What you are asked to do =>
From the listing below, pull out the lines that hold "проверка".
— START OF Data provided —
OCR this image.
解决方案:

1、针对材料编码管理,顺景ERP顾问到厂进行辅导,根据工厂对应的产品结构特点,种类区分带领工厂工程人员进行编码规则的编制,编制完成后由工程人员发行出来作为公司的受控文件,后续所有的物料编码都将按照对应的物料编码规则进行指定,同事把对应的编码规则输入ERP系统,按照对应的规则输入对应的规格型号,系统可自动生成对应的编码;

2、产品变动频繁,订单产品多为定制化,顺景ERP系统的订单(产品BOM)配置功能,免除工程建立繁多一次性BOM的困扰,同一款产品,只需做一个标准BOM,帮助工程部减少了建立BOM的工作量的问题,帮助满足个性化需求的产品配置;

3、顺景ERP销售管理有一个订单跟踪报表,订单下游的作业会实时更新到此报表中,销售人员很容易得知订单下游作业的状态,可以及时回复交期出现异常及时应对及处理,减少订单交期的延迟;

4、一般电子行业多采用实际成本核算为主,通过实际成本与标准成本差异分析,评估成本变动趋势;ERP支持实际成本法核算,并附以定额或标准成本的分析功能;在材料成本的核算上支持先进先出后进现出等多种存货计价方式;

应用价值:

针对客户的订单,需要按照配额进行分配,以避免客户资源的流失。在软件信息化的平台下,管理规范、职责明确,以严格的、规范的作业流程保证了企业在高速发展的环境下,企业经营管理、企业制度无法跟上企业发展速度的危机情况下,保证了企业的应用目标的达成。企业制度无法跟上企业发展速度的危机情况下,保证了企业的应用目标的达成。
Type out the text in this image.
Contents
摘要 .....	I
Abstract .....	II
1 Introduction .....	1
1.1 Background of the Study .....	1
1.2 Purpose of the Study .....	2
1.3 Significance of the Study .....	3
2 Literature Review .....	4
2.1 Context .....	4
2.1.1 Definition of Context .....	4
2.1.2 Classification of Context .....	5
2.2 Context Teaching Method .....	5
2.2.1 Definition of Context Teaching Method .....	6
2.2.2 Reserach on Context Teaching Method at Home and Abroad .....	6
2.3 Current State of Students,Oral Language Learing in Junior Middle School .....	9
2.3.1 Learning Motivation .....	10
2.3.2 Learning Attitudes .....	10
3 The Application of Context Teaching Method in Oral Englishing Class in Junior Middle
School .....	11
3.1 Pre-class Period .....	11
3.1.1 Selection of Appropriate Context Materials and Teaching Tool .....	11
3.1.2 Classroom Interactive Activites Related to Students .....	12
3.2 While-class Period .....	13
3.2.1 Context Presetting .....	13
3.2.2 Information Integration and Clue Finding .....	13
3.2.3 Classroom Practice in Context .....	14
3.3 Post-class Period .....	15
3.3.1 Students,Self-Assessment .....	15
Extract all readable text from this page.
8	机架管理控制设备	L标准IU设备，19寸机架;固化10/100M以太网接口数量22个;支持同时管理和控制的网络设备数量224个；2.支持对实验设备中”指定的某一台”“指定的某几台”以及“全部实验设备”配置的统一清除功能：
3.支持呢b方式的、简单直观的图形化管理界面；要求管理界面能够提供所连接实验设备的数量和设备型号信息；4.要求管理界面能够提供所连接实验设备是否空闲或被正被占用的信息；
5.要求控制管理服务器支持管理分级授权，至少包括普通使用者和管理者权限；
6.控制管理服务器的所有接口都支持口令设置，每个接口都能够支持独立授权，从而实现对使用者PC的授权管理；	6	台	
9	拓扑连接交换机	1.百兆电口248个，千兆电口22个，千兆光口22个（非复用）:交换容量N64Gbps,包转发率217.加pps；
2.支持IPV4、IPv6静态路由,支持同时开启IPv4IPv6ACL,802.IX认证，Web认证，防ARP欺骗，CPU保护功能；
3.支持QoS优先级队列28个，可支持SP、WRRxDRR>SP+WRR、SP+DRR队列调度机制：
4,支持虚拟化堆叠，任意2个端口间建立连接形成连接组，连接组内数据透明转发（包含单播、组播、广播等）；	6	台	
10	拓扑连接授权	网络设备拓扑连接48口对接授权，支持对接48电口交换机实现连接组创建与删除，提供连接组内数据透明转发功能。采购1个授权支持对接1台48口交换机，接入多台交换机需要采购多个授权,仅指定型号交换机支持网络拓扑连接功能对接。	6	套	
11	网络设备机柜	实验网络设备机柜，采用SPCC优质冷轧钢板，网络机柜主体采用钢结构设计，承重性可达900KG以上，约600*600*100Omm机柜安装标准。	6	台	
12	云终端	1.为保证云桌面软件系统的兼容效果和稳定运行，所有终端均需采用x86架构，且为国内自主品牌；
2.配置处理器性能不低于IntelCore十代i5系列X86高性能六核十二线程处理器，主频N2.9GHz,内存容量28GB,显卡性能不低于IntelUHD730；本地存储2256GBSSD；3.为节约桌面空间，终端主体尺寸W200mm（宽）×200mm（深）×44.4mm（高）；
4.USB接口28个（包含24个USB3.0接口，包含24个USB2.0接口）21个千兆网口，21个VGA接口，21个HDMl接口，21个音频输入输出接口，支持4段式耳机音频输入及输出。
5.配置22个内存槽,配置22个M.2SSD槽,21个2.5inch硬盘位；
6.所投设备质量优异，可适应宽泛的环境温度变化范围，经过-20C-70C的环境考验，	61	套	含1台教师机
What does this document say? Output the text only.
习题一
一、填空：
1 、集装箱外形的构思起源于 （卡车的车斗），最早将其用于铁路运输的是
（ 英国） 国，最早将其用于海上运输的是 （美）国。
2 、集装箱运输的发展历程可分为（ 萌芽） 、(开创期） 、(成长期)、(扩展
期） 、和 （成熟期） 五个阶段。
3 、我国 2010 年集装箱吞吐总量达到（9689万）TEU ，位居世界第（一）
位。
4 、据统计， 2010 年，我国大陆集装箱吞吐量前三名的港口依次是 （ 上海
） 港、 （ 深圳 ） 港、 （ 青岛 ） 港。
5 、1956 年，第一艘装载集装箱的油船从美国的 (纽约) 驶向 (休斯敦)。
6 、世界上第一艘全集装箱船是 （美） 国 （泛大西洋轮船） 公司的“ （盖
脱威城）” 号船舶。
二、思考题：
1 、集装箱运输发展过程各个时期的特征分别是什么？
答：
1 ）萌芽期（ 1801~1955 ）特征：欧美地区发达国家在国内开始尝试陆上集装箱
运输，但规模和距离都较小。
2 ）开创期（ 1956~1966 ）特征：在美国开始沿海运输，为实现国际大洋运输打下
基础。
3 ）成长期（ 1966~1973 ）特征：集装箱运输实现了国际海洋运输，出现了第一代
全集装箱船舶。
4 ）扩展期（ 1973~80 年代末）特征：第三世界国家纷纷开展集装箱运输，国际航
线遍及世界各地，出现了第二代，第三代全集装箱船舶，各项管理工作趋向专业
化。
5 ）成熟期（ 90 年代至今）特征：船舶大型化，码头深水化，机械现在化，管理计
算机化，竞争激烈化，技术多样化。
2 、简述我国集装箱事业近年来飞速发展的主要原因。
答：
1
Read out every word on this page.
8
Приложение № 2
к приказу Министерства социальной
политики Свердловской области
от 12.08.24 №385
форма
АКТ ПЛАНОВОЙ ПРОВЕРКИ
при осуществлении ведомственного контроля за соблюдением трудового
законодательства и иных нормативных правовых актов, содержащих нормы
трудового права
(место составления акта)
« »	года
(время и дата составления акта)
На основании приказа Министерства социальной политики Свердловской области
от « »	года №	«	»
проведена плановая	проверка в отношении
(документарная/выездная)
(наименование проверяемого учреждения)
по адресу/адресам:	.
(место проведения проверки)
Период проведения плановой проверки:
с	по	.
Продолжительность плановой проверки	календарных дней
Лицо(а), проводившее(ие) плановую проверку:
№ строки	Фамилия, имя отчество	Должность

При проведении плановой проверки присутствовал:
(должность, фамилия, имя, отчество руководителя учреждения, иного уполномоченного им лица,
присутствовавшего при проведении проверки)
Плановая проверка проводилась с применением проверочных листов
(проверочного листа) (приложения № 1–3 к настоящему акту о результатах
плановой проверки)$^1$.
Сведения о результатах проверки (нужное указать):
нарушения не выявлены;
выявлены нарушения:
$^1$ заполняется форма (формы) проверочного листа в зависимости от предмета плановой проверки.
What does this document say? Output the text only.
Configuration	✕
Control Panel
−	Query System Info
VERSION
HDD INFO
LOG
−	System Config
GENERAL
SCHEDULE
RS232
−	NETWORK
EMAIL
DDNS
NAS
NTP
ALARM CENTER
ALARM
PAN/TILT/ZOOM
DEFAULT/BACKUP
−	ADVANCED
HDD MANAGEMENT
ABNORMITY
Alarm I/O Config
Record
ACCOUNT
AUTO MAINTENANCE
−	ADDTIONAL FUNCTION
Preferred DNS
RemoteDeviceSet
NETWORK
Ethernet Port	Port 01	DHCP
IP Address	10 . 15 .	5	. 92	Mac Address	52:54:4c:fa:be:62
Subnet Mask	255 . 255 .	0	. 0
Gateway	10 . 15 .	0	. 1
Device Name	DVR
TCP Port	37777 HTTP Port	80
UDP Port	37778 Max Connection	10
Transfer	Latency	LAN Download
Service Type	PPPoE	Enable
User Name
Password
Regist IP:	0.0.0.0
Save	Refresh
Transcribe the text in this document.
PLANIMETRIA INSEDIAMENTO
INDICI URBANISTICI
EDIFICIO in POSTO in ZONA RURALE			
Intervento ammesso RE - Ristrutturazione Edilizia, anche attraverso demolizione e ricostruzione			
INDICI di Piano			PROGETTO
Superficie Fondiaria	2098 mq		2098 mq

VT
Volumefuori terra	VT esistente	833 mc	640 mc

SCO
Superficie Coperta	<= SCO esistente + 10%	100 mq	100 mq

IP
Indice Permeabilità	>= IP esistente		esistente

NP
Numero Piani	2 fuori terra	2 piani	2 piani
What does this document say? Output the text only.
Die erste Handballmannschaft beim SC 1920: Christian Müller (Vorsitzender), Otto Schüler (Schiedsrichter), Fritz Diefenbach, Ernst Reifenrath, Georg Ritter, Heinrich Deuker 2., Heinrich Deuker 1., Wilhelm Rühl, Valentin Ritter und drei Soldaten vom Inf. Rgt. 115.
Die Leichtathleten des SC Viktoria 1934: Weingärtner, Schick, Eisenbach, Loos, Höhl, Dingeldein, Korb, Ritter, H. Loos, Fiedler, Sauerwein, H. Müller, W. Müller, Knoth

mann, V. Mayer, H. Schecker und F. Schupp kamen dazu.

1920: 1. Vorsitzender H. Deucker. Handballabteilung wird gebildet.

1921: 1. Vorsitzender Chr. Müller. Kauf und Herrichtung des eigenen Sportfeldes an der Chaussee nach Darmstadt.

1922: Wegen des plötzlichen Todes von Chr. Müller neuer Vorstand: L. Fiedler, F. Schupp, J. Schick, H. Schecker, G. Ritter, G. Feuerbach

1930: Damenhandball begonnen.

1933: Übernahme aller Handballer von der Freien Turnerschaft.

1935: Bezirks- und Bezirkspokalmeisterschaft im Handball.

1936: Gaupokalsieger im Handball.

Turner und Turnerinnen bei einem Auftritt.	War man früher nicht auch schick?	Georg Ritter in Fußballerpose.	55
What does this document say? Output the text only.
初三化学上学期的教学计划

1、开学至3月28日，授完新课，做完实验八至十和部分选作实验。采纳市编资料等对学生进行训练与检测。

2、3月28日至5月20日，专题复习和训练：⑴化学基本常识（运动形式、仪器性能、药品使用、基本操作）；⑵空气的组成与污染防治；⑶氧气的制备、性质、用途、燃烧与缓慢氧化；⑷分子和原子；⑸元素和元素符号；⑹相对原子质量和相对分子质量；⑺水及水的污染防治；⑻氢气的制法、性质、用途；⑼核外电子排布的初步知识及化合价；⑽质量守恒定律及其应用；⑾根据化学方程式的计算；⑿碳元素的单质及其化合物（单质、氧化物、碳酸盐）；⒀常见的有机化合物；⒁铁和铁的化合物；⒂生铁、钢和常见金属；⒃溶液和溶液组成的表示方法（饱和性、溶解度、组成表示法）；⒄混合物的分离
— END OF Data provided —
Worked solution =>
проведена плановая	проверка в отношении
Плановая проверка проводилась с применением проверочных листов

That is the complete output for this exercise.